Return the whole listing, keeping every character the same.
= = = = = = =
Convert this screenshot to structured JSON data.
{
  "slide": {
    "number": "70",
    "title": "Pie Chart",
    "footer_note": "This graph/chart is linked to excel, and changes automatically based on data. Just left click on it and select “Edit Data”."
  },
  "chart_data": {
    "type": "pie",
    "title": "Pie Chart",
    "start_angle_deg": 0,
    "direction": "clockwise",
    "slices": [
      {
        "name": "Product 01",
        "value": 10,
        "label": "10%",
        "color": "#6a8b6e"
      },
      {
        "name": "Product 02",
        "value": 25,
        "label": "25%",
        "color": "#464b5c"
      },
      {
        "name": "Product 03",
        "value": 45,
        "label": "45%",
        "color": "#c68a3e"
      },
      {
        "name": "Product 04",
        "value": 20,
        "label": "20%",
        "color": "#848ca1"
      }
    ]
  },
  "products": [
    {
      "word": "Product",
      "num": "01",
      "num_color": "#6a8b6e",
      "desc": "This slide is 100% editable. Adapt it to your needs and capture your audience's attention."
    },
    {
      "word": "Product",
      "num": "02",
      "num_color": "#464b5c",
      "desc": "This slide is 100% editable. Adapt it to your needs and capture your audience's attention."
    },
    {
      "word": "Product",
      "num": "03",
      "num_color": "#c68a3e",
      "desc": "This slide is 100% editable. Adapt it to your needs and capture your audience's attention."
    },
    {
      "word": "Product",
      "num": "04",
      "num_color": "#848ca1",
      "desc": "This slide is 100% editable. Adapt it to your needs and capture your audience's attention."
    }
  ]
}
= = = = = = =
RESPONSE TO THE TASK:
Convert this screenshot to structured JSON data.
{
  "slide": {
    "number": "70",
    "title": "Pie Chart",
    "footer_note": "This graph/chart is linked to excel, and changes automatically based on data. Just left click on it and select “Edit Data”."
  },
  "chart_data": {
    "type": "pie",
    "title": "Pie Chart",
    "start_angle_deg": 0,
    "direction": "clockwise",
    "slices": [
      {
        "name": "Product 01",
        "value": 10,
        "label": "10%",
        "color": "#6a8b6e"
      },
      {
        "name": "Product 02",
        "value": 25,
        "label": "25%",
        "color": "#464b5c"
      },
      {
        "name": "Product 03",
        "value": 45,
        "label": "45%",
        "color": "#c68a3e"
      },
      {
        "name": "Product 04",
        "value": 20,
        "label": "20%",
        "color": "#848ca1"
      }
    ]
  },
  "products": [
    {
      "word": "Product",
      "num": "01",
      "num_color": "#6a8b6e",
      "desc": "This slide is 100% editable. Adapt it to your needs and capture your audience's attention."
    },
    {
      "word": "Product",
      "num": "02",
      "num_color": "#464b5c",
      "desc": "This slide is 100% editable. Adapt it to your needs and capture your audience's attention."
    },
    {
      "word": "Product",
      "num": "03",
      "num_color": "#c68a3e",
      "desc": "This slide is 100% editable. Adapt it to your needs and capture your audience's attention."
    },
    {
      "word": "Product",
      "num": "04",
      "num_color": "#848ca1",
      "desc": "This slide is 100% editable. Adapt it to your needs and capture your audience's attention."
    }
  ]
}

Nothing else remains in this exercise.